Problem details
Reproduce the entries exactly.

Data
◆ ◆ ◆ ◆

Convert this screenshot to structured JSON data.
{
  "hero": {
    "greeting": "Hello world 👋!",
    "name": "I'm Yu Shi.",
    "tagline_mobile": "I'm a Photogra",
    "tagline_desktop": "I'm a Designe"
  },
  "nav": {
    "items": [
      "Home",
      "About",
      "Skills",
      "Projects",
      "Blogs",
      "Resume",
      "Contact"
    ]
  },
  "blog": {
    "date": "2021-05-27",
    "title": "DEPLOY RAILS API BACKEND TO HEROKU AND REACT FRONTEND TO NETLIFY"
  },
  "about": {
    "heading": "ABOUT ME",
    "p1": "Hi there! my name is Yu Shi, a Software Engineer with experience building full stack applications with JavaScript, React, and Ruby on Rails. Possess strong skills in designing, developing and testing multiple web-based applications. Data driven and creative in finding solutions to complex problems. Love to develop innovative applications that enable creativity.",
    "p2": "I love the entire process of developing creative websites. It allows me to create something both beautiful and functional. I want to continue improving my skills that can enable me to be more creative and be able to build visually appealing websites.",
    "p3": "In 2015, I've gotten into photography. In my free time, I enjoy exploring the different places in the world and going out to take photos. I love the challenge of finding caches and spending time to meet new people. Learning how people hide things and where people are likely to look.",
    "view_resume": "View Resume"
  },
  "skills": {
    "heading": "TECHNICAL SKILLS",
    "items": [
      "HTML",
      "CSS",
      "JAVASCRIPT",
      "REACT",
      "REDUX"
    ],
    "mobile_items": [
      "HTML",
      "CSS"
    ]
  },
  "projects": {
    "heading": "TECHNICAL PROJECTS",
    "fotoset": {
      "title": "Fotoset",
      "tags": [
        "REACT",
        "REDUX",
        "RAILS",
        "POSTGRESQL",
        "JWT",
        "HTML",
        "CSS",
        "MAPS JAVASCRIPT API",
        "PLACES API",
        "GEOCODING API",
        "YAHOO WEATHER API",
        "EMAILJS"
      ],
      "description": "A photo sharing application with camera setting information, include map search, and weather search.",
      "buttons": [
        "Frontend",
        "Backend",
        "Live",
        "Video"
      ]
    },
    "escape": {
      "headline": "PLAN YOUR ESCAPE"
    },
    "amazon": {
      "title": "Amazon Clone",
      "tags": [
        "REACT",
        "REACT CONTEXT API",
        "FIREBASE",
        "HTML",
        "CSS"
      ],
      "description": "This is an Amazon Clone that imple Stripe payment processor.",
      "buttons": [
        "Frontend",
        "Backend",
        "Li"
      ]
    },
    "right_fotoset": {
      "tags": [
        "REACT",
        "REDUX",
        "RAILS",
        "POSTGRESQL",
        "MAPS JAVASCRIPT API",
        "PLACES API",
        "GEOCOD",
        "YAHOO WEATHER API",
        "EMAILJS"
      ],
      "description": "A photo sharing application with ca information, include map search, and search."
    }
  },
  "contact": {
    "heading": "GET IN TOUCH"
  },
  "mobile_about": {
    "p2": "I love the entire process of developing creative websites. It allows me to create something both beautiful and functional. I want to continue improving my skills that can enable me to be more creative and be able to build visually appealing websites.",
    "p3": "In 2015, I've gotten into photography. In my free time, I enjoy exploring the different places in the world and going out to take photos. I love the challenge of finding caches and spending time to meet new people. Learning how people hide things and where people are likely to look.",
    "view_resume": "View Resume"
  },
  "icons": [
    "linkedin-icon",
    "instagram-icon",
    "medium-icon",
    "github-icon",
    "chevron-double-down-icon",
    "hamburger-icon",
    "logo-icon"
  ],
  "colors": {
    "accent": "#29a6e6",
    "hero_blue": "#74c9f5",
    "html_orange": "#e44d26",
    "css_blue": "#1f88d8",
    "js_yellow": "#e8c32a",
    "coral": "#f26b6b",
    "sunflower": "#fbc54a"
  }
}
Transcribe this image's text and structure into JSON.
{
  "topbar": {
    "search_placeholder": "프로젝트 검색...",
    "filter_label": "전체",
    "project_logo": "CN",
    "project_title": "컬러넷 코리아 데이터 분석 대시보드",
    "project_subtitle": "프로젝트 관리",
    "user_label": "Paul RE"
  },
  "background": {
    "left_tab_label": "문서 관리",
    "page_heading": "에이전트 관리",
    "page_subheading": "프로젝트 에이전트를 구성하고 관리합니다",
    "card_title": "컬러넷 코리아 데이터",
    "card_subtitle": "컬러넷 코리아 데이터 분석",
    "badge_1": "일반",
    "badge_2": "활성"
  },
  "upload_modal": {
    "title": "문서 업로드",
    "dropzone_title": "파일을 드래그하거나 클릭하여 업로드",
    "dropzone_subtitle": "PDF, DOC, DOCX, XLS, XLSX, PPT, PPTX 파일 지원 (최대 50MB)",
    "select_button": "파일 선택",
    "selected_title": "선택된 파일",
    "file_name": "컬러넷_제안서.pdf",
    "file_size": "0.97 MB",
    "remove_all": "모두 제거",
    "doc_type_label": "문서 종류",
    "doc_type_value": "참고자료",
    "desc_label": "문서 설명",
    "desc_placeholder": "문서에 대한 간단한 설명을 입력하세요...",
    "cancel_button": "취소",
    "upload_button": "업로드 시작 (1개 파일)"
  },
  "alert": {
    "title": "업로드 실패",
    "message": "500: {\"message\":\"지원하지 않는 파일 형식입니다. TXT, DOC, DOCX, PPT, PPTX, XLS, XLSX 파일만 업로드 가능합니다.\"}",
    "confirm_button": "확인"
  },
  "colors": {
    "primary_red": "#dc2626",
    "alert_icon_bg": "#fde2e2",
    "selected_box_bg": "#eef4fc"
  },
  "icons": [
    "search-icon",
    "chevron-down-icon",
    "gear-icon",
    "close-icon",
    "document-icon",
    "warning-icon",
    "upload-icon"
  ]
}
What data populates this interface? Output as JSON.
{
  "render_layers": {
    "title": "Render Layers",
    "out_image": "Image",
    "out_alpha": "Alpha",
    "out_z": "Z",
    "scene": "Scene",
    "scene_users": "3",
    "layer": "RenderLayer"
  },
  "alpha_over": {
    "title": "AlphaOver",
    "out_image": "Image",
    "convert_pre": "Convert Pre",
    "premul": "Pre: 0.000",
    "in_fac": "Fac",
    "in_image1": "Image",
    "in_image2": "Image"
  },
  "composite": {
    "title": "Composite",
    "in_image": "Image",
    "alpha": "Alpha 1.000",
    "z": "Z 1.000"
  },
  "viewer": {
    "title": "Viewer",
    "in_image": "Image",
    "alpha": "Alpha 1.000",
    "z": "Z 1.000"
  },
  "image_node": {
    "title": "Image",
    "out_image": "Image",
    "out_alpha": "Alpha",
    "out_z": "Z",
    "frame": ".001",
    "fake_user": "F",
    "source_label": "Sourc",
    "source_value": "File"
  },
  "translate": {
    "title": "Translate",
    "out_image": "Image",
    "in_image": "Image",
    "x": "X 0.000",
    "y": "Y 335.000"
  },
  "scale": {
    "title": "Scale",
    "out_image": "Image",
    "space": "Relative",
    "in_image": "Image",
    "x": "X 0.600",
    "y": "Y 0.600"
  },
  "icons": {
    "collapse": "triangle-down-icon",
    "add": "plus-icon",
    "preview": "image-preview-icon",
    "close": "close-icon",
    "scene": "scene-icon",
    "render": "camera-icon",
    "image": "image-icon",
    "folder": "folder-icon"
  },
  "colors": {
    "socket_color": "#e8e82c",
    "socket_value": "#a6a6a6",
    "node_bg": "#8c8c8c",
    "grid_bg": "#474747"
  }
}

◆ ◆ ◆ ◆

Right answer
Convert this screenshot to structured JSON data.
{
  "hero": {
    "greeting": "Hello world 👋!",
    "name": "I'm Yu Shi.",
    "tagline_mobile": "I'm a Photogra",
    "tagline_desktop": "I'm a Designe"
  },
  "nav": {
    "items": [
      "Home",
      "About",
      "Skills",
      "Projects",
      "Blogs",
      "Resume",
      "Contact"
    ]
  },
  "blog": {
    "date": "2021-05-27",
    "title": "DEPLOY RAILS API BACKEND TO HEROKU AND REACT FRONTEND TO NETLIFY"
  },
  "about": {
    "heading": "ABOUT ME",
    "p1": "Hi there! my name is Yu Shi, a Software Engineer with experience building full stack applications with JavaScript, React, and Ruby on Rails. Possess strong skills in designing, developing and testing multiple web-based applications. Data driven and creative in finding solutions to complex problems. Love to develop innovative applications that enable creativity.",
    "p2": "I love the entire process of developing creative websites. It allows me to create something both beautiful and functional. I want to continue improving my skills that can enable me to be more creative and be able to build visually appealing websites.",
    "p3": "In 2015, I've gotten into photography. In my free time, I enjoy exploring the different places in the world and going out to take photos. I love the challenge of finding caches and spending time to meet new people. Learning how people hide things and where people are likely to look.",
    "view_resume": "View Resume"
  },
  "skills": {
    "heading": "TECHNICAL SKILLS",
    "items": [
      "HTML",
      "CSS",
      "JAVASCRIPT",
      "REACT",
      "REDUX"
    ],
    "mobile_items": [
      "HTML",
      "CSS"
    ]
  },
  "projects": {
    "heading": "TECHNICAL PROJECTS",
    "fotoset": {
      "title": "Fotoset",
      "tags": [
        "REACT",
        "REDUX",
        "RAILS",
        "POSTGRESQL",
        "JWT",
        "HTML",
        "CSS",
        "MAPS JAVASCRIPT API",
        "PLACES API",
        "GEOCODING API",
        "YAHOO WEATHER API",
        "EMAILJS"
      ],
      "description": "A photo sharing application with camera setting information, include map search, and weather search.",
      "buttons": [
        "Frontend",
        "Backend",
        "Live",
        "Video"
      ]
    },
    "escape": {
      "headline": "PLAN YOUR ESCAPE"
    },
    "amazon": {
      "title": "Amazon Clone",
      "tags": [
        "REACT",
        "REACT CONTEXT API",
        "FIREBASE",
        "HTML",
        "CSS"
      ],
      "description": "This is an Amazon Clone that imple Stripe payment processor.",
      "buttons": [
        "Frontend",
        "Backend",
        "Li"
      ]
    },
    "right_fotoset": {
      "tags": [
        "REACT",
        "REDUX",
        "RAILS",
        "POSTGRESQL",
        "MAPS JAVASCRIPT API",
        "PLACES API",
        "GEOCOD",
        "YAHOO WEATHER API",
        "EMAILJS"
      ],
      "description": "A photo sharing application with ca information, include map search, and search."
    }
  },
  "contact": {
    "heading": "GET IN TOUCH"
  },
  "mobile_about": {
    "p2": "I love the entire process of developing creative websites. It allows me to create something both beautiful and functional. I want to continue improving my skills that can enable me to be more creative and be able to build visually appealing websites.",
    "p3": "In 2015, I've gotten into photography. In my free time, I enjoy exploring the different places in the world and going out to take photos. I love the challenge of finding caches and spending time to meet new people. Learning how people hide things and where people are likely to look.",
    "view_resume": "View Resume"
  },
  "icons": [
    "linkedin-icon",
    "instagram-icon",
    "medium-icon",
    "github-icon",
    "chevron-double-down-icon",
    "hamburger-icon",
    "logo-icon"
  ],
  "colors": {
    "accent": "#29a6e6",
    "hero_blue": "#74c9f5",
    "html_orange": "#e44d26",
    "css_blue": "#1f88d8",
    "js_yellow": "#e8c32a",
    "coral": "#f26b6b",
    "sunflower": "#fbc54a"
  }
}
Transcribe this image's text and structure into JSON.
{
  "topbar": {
    "search_placeholder": "프로젝트 검색...",
    "filter_label": "전체",
    "project_logo": "CN",
    "project_title": "컬러넷 코리아 데이터 분석 대시보드",
    "project_subtitle": "프로젝트 관리",
    "user_label": "Paul RE"
  },
  "background": {
    "left_tab_label": "문서 관리",
    "page_heading": "에이전트 관리",
    "page_subheading": "프로젝트 에이전트를 구성하고 관리합니다",
    "card_title": "컬러넷 코리아 데이터",
    "card_subtitle": "컬러넷 코리아 데이터 분석",
    "badge_1": "일반",
    "badge_2": "활성"
  },
  "upload_modal": {
    "title": "문서 업로드",
    "dropzone_title": "파일을 드래그하거나 클릭하여 업로드",
    "dropzone_subtitle": "PDF, DOC, DOCX, XLS, XLSX, PPT, PPTX 파일 지원 (최대 50MB)",
    "select_button": "파일 선택",
    "selected_title": "선택된 파일",
    "file_name": "컬러넷_제안서.pdf",
    "file_size": "0.97 MB",
    "remove_all": "모두 제거",
    "doc_type_label": "문서 종류",
    "doc_type_value": "참고자료",
    "desc_label": "문서 설명",
    "desc_placeholder": "문서에 대한 간단한 설명을 입력하세요...",
    "cancel_button": "취소",
    "upload_button": "업로드 시작 (1개 파일)"
  },
  "alert": {
    "title": "업로드 실패",
    "message": "500: {\"message\":\"지원하지 않는 파일 형식입니다. TXT, DOC, DOCX, PPT, PPTX, XLS, XLSX 파일만 업로드 가능합니다.\"}",
    "confirm_button": "확인"
  },
  "colors": {
    "primary_red": "#dc2626",
    "alert_icon_bg": "#fde2e2",
    "selected_box_bg": "#eef4fc"
  },
  "icons": [
    "search-icon",
    "chevron-down-icon",
    "gear-icon",
    "close-icon",
    "document-icon",
    "warning-icon",
    "upload-icon"
  ]
}
What data populates this interface? Output as JSON.
{
  "render_layers": {
    "title": "Render Layers",
    "out_image": "Image",
    "out_alpha": "Alpha",
    "out_z": "Z",
    "scene": "Scene",
    "scene_users": "3",
    "layer": "RenderLayer"
  },
  "alpha_over": {
    "title": "AlphaOver",
    "out_image": "Image",
    "convert_pre": "Convert Pre",
    "premul": "Pre: 0.000",
    "in_fac": "Fac",
    "in_image1": "Image",
    "in_image2": "Image"
  },
  "composite": {
    "title": "Composite",
    "in_image": "Image",
    "alpha": "Alpha 1.000",
    "z": "Z 1.000"
  },
  "viewer": {
    "title": "Viewer",
    "in_image": "Image",
    "alpha": "Alpha 1.000",
    "z": "Z 1.000"
  },
  "image_node": {
    "title": "Image",
    "out_image": "Image",
    "out_alpha": "Alpha",
    "out_z": "Z",
    "frame": ".001",
    "fake_user": "F",
    "source_label": "Sourc",
    "source_value": "File"
  },
  "translate": {
    "title": "Translate",
    "out_image": "Image",
    "in_image": "Image",
    "x": "X 0.000",
    "y": "Y 335.000"
  },
  "scale": {
    "title": "Scale",
    "out_image": "Image",
    "space": "Relative",
    "in_image": "Image",
    "x": "X 0.600",
    "y": "Y 0.600"
  },
  "icons": {
    "collapse": "triangle-down-icon",
    "add": "plus-icon",
    "preview": "image-preview-icon",
    "close": "close-icon",
    "scene": "scene-icon",
    "render": "camera-icon",
    "image": "image-icon",
    "folder": "folder-icon"
  },
  "colors": {
    "socket_color": "#e8e82c",
    "socket_value": "#a6a6a6",
    "node_bg": "#8c8c8c",
    "grid_bg": "#474747"
  }
}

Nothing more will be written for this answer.